WHAT NEEDS TO BE DONE.
Here are some records. Copy each one exactly.

Data records

§ §

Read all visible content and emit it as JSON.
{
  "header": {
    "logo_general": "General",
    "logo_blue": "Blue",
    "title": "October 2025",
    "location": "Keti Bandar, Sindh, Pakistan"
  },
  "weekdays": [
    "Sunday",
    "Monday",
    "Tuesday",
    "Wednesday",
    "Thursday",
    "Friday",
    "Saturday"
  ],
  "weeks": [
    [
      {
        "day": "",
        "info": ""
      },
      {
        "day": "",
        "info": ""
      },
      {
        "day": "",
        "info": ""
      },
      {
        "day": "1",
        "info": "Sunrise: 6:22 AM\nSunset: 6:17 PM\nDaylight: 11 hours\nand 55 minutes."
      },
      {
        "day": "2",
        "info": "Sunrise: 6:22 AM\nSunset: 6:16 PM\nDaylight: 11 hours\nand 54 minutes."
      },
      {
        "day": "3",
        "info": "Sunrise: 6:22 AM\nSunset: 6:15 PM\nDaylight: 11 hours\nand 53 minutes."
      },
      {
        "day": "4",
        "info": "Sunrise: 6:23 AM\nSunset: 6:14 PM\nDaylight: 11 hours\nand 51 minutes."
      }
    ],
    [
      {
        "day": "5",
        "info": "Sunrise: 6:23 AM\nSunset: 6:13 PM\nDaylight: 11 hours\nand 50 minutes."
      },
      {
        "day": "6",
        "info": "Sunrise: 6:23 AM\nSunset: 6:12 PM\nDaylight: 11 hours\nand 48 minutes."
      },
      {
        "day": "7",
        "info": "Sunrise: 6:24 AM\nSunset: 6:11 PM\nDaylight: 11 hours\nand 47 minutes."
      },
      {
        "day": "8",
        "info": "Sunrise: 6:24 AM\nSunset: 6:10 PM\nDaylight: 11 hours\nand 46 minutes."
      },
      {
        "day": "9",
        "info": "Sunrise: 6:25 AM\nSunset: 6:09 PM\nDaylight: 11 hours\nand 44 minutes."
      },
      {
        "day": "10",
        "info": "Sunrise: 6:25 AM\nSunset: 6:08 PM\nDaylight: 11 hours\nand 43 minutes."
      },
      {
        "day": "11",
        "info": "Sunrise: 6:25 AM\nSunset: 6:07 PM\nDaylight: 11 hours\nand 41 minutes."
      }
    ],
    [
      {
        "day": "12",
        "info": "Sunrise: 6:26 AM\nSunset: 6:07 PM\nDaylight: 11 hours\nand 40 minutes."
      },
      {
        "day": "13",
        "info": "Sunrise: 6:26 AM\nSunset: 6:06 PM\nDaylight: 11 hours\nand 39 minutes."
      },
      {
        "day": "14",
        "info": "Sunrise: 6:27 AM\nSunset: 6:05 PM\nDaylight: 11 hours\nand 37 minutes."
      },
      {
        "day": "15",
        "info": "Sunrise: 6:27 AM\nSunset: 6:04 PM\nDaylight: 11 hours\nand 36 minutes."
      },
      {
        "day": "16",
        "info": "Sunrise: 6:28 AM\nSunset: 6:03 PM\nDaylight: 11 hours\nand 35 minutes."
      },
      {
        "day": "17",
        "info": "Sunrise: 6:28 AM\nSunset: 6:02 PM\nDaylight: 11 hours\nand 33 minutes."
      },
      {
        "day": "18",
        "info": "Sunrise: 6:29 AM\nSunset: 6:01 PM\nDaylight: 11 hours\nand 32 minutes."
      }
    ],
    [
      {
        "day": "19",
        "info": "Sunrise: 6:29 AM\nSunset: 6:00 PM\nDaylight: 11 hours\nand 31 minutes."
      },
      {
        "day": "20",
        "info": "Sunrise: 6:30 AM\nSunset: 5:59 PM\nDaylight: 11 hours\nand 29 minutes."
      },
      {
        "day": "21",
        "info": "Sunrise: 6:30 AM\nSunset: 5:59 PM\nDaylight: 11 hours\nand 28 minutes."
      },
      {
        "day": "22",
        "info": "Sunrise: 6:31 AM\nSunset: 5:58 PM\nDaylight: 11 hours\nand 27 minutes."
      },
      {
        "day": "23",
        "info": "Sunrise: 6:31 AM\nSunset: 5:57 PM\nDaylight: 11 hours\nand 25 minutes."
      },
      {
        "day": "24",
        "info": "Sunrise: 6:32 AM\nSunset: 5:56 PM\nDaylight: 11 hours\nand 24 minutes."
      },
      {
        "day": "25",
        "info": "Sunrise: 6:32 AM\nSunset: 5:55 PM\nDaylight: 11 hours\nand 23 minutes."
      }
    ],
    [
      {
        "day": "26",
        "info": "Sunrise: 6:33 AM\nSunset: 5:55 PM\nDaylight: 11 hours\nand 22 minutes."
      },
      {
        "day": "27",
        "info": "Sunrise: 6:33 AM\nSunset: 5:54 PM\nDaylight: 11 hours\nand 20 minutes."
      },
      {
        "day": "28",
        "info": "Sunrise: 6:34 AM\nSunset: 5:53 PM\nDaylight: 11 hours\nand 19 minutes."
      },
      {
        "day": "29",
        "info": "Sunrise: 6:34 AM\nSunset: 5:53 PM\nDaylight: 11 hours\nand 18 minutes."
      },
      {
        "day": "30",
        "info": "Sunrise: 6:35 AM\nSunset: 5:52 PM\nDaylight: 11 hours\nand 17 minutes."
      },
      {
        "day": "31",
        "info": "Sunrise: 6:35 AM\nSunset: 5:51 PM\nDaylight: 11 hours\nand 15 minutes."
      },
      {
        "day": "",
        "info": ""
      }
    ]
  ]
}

§ §

FULL ANSWER.
Read all visible content and emit it as JSON.
{
  "header": {
    "logo_general": "General",
    "logo_blue": "Blue",
    "title": "October 2025",
    "location": "Keti Bandar, Sindh, Pakistan"
  },
  "weekdays": [
    "Sunday",
    "Monday",
    "Tuesday",
    "Wednesday",
    "Thursday",
    "Friday",
    "Saturday"
  ],
  "weeks": [
    [
      {
        "day": "",
        "info": ""
      },
      {
        "day": "",
        "info": ""
      },
      {
        "day": "",
        "info": ""
      },
      {
        "day": "1",
        "info": "Sunrise: 6:22 AM\nSunset: 6:17 PM\nDaylight: 11 hours\nand 55 minutes."
      },
      {
        "day": "2",
        "info": "Sunrise: 6:22 AM\nSunset: 6:16 PM\nDaylight: 11 hours\nand 54 minutes."
      },
      {
        "day": "3",
        "info": "Sunrise: 6:22 AM\nSunset: 6:15 PM\nDaylight: 11 hours\nand 53 minutes."
      },
      {
        "day": "4",
        "info": "Sunrise: 6:23 AM\nSunset: 6:14 PM\nDaylight: 11 hours\nand 51 minutes."
      }
    ],
    [
      {
        "day": "5",
        "info": "Sunrise: 6:23 AM\nSunset: 6:13 PM\nDaylight: 11 hours\nand 50 minutes."
      },
      {
        "day": "6",
        "info": "Sunrise: 6:23 AM\nSunset: 6:12 PM\nDaylight: 11 hours\nand 48 minutes."
      },
      {
        "day": "7",
        "info": "Sunrise: 6:24 AM\nSunset: 6:11 PM\nDaylight: 11 hours\nand 47 minutes."
      },
      {
        "day": "8",
        "info": "Sunrise: 6:24 AM\nSunset: 6:10 PM\nDaylight: 11 hours\nand 46 minutes."
      },
      {
        "day": "9",
        "info": "Sunrise: 6:25 AM\nSunset: 6:09 PM\nDaylight: 11 hours\nand 44 minutes."
      },
      {
        "day": "10",
        "info": "Sunrise: 6:25 AM\nSunset: 6:08 PM\nDaylight: 11 hours\nand 43 minutes."
      },
      {
        "day": "11",
        "info": "Sunrise: 6:25 AM\nSunset: 6:07 PM\nDaylight: 11 hours\nand 41 minutes."
      }
    ],
    [
      {
        "day": "12",
        "info": "Sunrise: 6:26 AM\nSunset: 6:07 PM\nDaylight: 11 hours\nand 40 minutes."
      },
      {
        "day": "13",
        "info": "Sunrise: 6:26 AM\nSunset: 6:06 PM\nDaylight: 11 hours\nand 39 minutes."
      },
      {
        "day": "14",
        "info": "Sunrise: 6:27 AM\nSunset: 6:05 PM\nDaylight: 11 hours\nand 37 minutes."
      },
      {
        "day": "15",
        "info": "Sunrise: 6:27 AM\nSunset: 6:04 PM\nDaylight: 11 hours\nand 36 minutes."
      },
      {
        "day": "16",
        "info": "Sunrise: 6:28 AM\nSunset: 6:03 PM\nDaylight: 11 hours\nand 35 minutes."
      },
      {
        "day": "17",
        "info": "Sunrise: 6:28 AM\nSunset: 6:02 PM\nDaylight: 11 hours\nand 33 minutes."
      },
      {
        "day": "18",
        "info": "Sunrise: 6:29 AM\nSunset: 6:01 PM\nDaylight: 11 hours\nand 32 minutes."
      }
    ],
    [
      {
        "day": "19",
        "info": "Sunrise: 6:29 AM\nSunset: 6:00 PM\nDaylight: 11 hours\nand 31 minutes."
      },
      {
        "day": "20",
        "info": "Sunrise: 6:30 AM\nSunset: 5:59 PM\nDaylight: 11 hours\nand 29 minutes."
      },
      {
        "day": "21",
        "info": "Sunrise: 6:30 AM\nSunset: 5:59 PM\nDaylight: 11 hours\nand 28 minutes."
      },
      {
        "day": "22",
        "info": "Sunrise: 6:31 AM\nSunset: 5:58 PM\nDaylight: 11 hours\nand 27 minutes."
      },
      {
        "day": "23",
        "info": "Sunrise: 6:31 AM\nSunset: 5:57 PM\nDaylight: 11 hours\nand 25 minutes."
      },
      {
        "day": "24",
        "info": "Sunrise: 6:32 AM\nSunset: 5:56 PM\nDaylight: 11 hours\nand 24 minutes."
      },
      {
        "day": "25",
        "info": "Sunrise: 6:32 AM\nSunset: 5:55 PM\nDaylight: 11 hours\nand 23 minutes."
      }
    ],
    [
      {
        "day": "26",
        "info": "Sunrise: 6:33 AM\nSunset: 5:55 PM\nDaylight: 11 hours\nand 22 minutes."
      },
      {
        "day": "27",
        "info": "Sunrise: 6:33 AM\nSunset: 5:54 PM\nDaylight: 11 hours\nand 20 minutes."
      },
      {
        "day": "28",
        "info": "Sunrise: 6:34 AM\nSunset: 5:53 PM\nDaylight: 11 hours\nand 19 minutes."
      },
      {
        "day": "29",
        "info": "Sunrise: 6:34 AM\nSunset: 5:53 PM\nDaylight: 11 hours\nand 18 minutes."
      },
      {
        "day": "30",
        "info": "Sunrise: 6:35 AM\nSunset: 5:52 PM\nDaylight: 11 hours\nand 17 minutes."
      },
      {
        "day": "31",
        "info": "Sunrise: 6:35 AM\nSunset: 5:51 PM\nDaylight: 11 hours\nand 15 minutes."
      },
      {
        "day": "",
        "info": ""
      }
    ]
  ]
}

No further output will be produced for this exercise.